▶ _What the task asks_:
Check each line of the records below for the word "нужен" and copy those where it appears.

◆ ◆ ◆

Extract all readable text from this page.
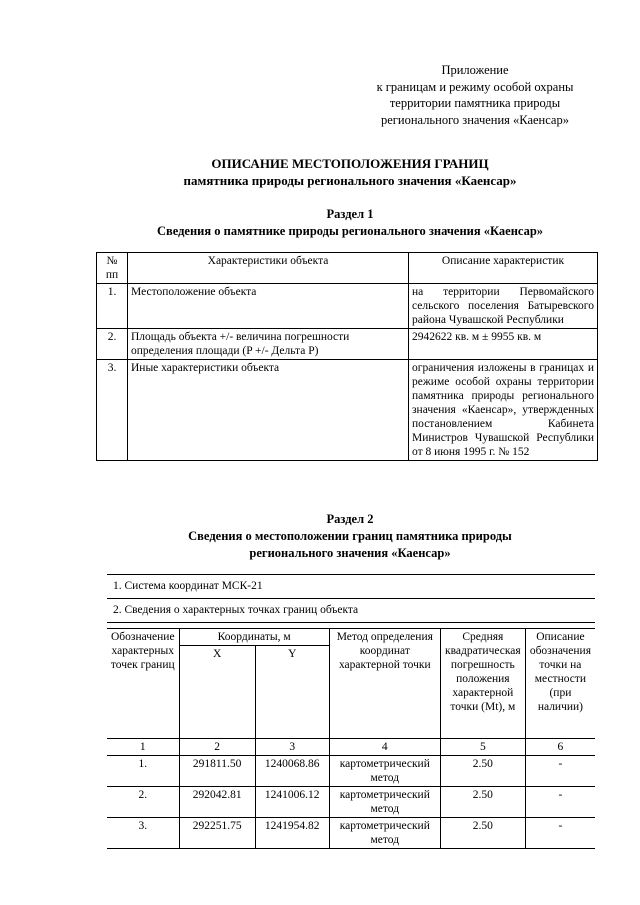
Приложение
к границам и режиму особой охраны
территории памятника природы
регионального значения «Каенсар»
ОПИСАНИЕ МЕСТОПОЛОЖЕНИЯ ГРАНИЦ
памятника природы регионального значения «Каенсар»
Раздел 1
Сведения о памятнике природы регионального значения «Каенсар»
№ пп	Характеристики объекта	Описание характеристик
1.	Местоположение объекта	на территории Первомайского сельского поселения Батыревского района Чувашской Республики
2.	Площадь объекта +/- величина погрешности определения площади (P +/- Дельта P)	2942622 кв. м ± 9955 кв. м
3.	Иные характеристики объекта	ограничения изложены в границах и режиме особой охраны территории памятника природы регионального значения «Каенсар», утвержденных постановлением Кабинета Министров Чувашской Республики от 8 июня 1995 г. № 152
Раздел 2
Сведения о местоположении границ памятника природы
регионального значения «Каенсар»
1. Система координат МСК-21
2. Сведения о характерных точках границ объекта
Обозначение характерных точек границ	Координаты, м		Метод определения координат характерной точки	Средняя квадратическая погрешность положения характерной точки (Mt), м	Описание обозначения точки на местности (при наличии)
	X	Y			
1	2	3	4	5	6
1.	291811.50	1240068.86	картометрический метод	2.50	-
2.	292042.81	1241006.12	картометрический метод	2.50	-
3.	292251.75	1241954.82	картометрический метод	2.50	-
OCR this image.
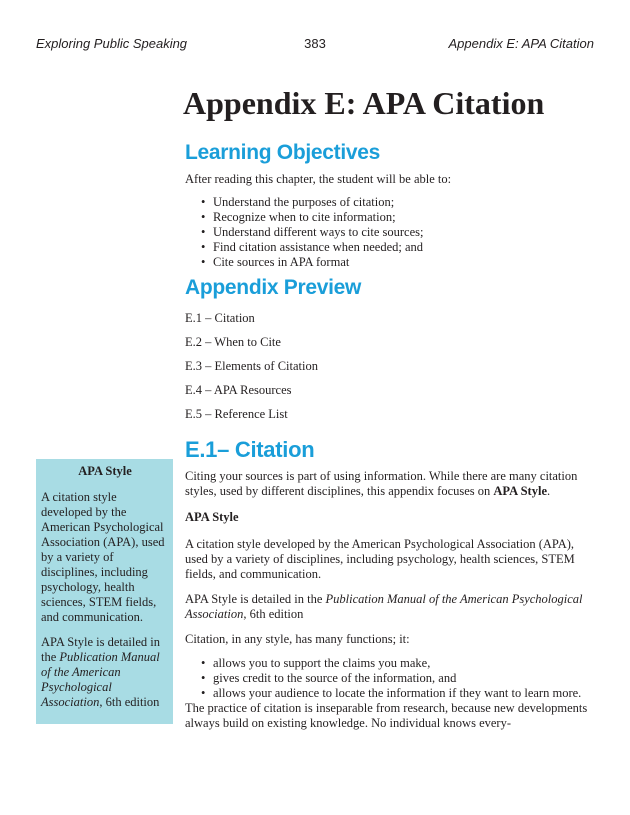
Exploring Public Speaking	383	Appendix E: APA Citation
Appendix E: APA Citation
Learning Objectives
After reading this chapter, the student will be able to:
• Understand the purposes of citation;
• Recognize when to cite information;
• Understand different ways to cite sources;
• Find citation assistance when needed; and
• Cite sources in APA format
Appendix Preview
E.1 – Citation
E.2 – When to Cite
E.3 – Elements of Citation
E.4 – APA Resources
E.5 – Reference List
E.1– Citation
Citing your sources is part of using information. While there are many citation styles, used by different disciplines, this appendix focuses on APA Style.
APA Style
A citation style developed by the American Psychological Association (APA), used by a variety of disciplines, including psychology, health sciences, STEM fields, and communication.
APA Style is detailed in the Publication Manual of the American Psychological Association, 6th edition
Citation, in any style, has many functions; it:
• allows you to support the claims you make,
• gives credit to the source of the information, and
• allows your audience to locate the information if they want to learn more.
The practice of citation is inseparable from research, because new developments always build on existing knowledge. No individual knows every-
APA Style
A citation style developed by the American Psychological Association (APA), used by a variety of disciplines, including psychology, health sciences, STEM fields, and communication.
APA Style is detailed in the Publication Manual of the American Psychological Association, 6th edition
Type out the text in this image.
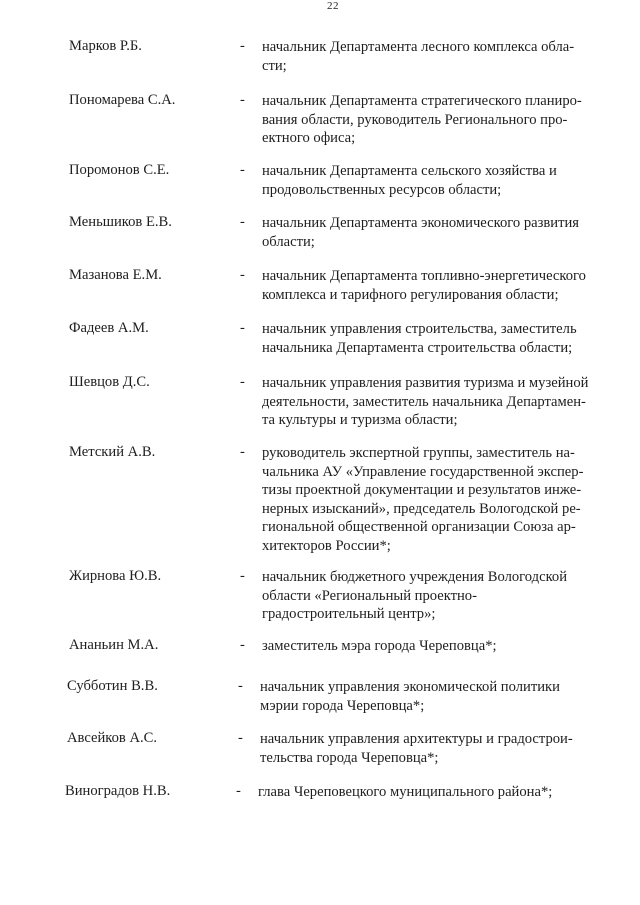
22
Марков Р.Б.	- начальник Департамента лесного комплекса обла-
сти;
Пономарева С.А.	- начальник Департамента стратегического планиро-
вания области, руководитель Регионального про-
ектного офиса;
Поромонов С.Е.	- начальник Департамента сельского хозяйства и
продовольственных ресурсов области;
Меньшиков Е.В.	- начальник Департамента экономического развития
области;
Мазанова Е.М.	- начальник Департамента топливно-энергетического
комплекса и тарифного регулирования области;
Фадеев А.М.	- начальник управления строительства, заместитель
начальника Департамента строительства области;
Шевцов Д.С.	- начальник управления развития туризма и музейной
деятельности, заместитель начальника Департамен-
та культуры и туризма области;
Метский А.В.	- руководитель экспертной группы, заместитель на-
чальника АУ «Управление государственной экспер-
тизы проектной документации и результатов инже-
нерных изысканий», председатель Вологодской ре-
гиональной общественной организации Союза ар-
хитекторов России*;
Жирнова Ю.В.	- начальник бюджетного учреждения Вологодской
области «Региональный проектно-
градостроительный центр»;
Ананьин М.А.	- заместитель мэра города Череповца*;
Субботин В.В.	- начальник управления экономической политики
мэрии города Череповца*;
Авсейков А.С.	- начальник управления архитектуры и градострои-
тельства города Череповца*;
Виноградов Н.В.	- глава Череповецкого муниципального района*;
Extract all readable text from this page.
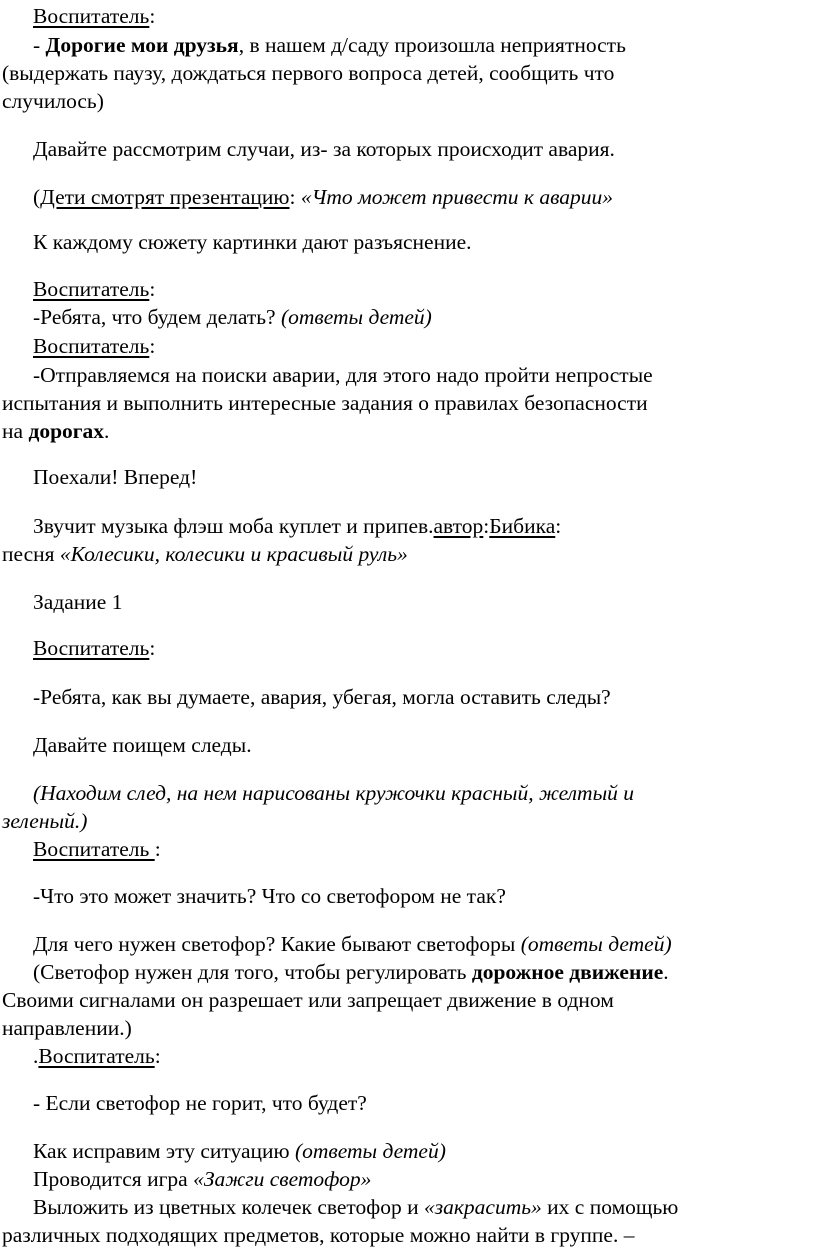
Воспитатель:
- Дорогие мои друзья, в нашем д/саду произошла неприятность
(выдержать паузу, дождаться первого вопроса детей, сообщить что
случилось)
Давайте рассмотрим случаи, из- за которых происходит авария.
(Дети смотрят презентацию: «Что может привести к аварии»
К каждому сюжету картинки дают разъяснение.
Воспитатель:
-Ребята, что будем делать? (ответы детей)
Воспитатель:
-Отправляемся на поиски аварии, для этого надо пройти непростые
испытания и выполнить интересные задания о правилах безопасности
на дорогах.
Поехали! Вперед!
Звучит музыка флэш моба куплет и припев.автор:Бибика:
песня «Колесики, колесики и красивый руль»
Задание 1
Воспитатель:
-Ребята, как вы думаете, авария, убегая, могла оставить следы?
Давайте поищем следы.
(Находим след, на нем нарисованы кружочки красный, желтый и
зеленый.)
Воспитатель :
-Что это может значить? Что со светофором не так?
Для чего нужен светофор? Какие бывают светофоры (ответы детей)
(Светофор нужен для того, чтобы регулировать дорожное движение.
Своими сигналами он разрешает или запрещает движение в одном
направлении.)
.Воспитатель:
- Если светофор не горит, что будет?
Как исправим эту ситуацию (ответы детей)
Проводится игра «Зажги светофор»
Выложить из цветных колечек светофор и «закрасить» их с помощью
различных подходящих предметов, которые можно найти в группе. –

◆ ◆ ◆

▶ _Written response_:
Для чего нужен светофор? Какие бывают светофоры (ответы детей)
(Светофор нужен для того, чтобы регулировать дорожное движение.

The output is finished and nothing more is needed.